> Your instructions
Every line of the data that contains the string "standard" must be copied.

> Listed records
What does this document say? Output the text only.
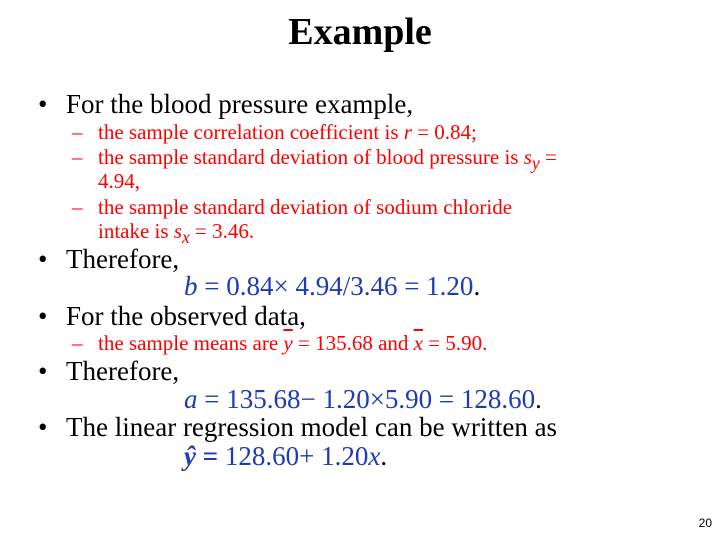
Example
• For the blood pressure example,
– the sample correlation coefficient is r = 0.84;
– the sample standard deviation of blood pressure is $s_y$ =
4.94,
– the sample standard deviation of sodium chloride
intake is $s_x = 3.46$.
• Therefore,
b = 0.84× 4.94/3.46 = 1.20.
• For the observed data,
– the sample means are $\overline{y} = 135.68$ and $\overline{x} = 5.90$.
• Therefore,
a = 135.68− 1.20×5.90 = 128.60.
• The linear regression model can be written as
ŷ = 128.60+ 1.20x.
20
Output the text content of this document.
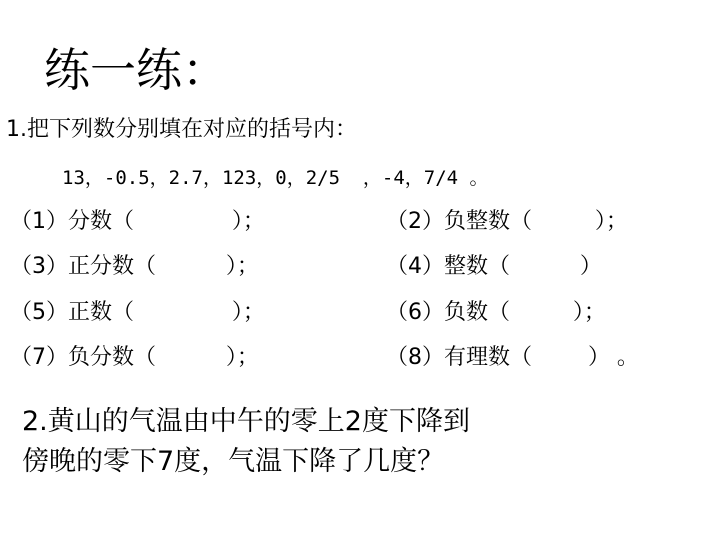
练一练：
1.把下列数分别填在对应的括号内：
13，-0.5，2.7，123，0，2/5  ，-4，7/4 。

（1）分数（              ）；

	（2）负整数（         ）；

（3）正分数（          ）；

	（4）整数（          ）

（5）正数（              ）；

	（6）负数（         ）；

（7）负分数（          ）；

	（8）有理数（        ） 。

2.黄山的气温由中午的零上2度下降到
傍晚的零下7度，气温下降了几度？
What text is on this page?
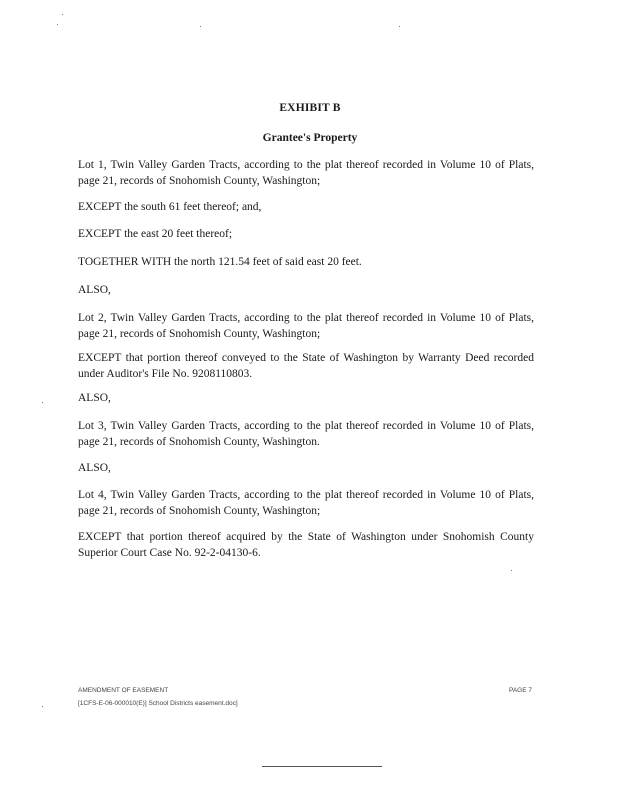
EXHIBIT B
Grantee's Property

Lot 1, Twin Valley Garden Tracts, according to the plat thereof recorded in Volume 10 of Plats, page 21, records of Snohomish County, Washington;

EXCEPT the south 61 feet thereof; and,

EXCEPT the east 20 feet thereof;

TOGETHER WITH the north 121.54 feet of said east 20 feet.

ALSO,

Lot 2, Twin Valley Garden Tracts, according to the plat thereof recorded in Volume 10 of Plats, page 21, records of Snohomish County, Washington;

EXCEPT that portion thereof conveyed to the State of Washington by Warranty Deed recorded under Auditor's File No. 9208110803.

ALSO,

Lot 3, Twin Valley Garden Tracts, according to the plat thereof recorded in Volume 10 of Plats, page 21, records of Snohomish County, Washington.

ALSO,

Lot 4, Twin Valley Garden Tracts, according to the plat thereof recorded in Volume 10 of Plats, page 21, records of Snohomish County, Washington;

EXCEPT that portion thereof acquired by the State of Washington under Snohomish County Superior Court Case No. 92-2-04130-6.

AMENDMENT OF EASEMENT
[1CFS-E-06-000010(E)] School Districts easement.doc]
PAGE 7
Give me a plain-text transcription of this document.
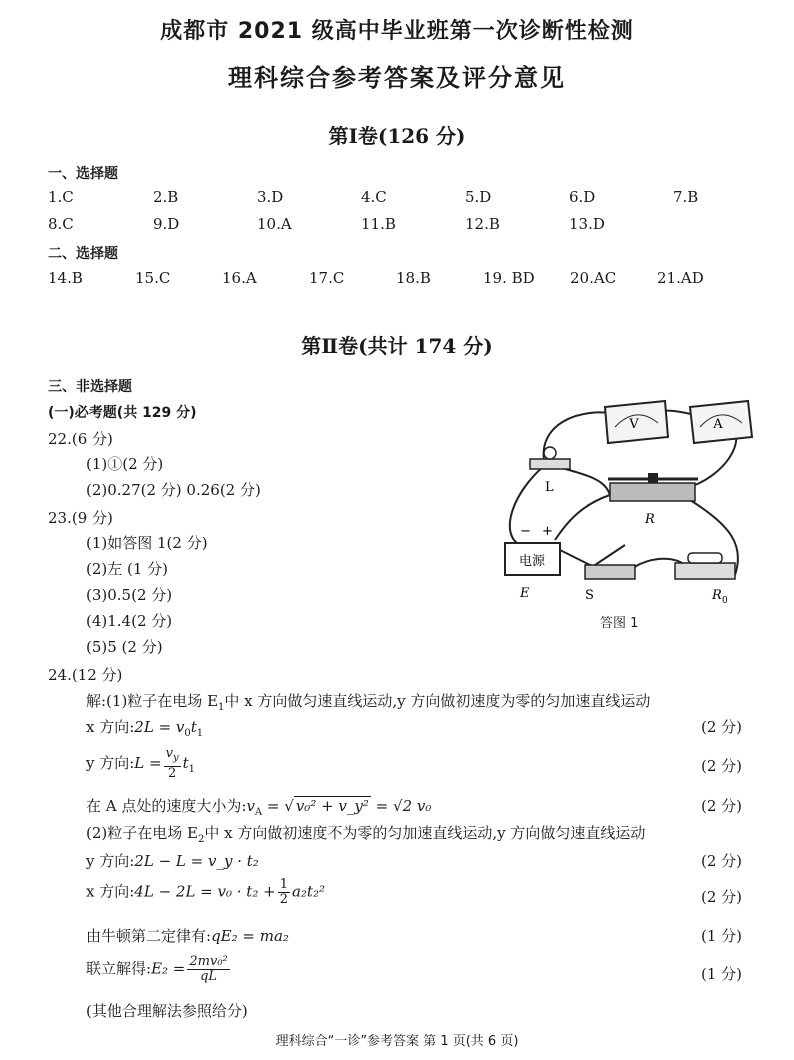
成都市 2021 级高中毕业班第一次诊断性检测
理科综合参考答案及评分意见
第Ⅰ卷(126 分)
一、选择题
1.C	2.B	3.D	4.C	5.D	6.D	7.B
8.C	9.D	10.A	11.B	12.B	13.D
二、选择题
14.B	15.C	16.A	17.C	18.B	19. BD 20.AC	21.AD
第Ⅱ卷(共计 174 分)
三、非选择题
(一)必考题(共 129 分)
22.(6 分)
(1)①(2 分)
(2)0.27(2 分) 0.26(2 分)
23.(9 分)
(1)如答图 1(2 分)
(2)左 (1 分)
(3)0.5(2 分)
(4)1.4(2 分)
(5)5 (2 分)
V	A
L
R
− +
电源
E	S	R 0
答图 1
24.(12 分)
解:(1)粒子在电场 $E_1$中 x 方向做匀速直线运动,y 方向做初速度为零的匀加速直线运动
x 方向:2L = $v_0t_1$	(2 分)
y 方向:L = $\frac{v_y}{2} t_1$	(2 分)
在 A 点处的速度大小为$:v_A$ = √ v₀² + v_y² = √2 v₀	(2 分)
(2)粒子在电场 $E_2$中 x 方向做初速度不为零的匀加速直线运动,y 方向做匀速直线运动
y 方向:2L − L = v_y · t₂	(2 分)
x 方向:4L − $2L = v_0 \cdot t_2 + \frac{1}{2} a_2t_2^2$	(2 分)
由牛顿第二定律有:qE₂ = ma₂	(1 分)
联立解得:E₂ = $\frac{\text{2mv₀²}}{qL}$	(1 分)
(其他合理解法参照给分)
理科综合“一诊”参考答案 第 1 页(共 6 页)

> Written solution
– the sample standard deviation of blood pressure is $s_y$ =
– the sample standard deviation of sodium chloride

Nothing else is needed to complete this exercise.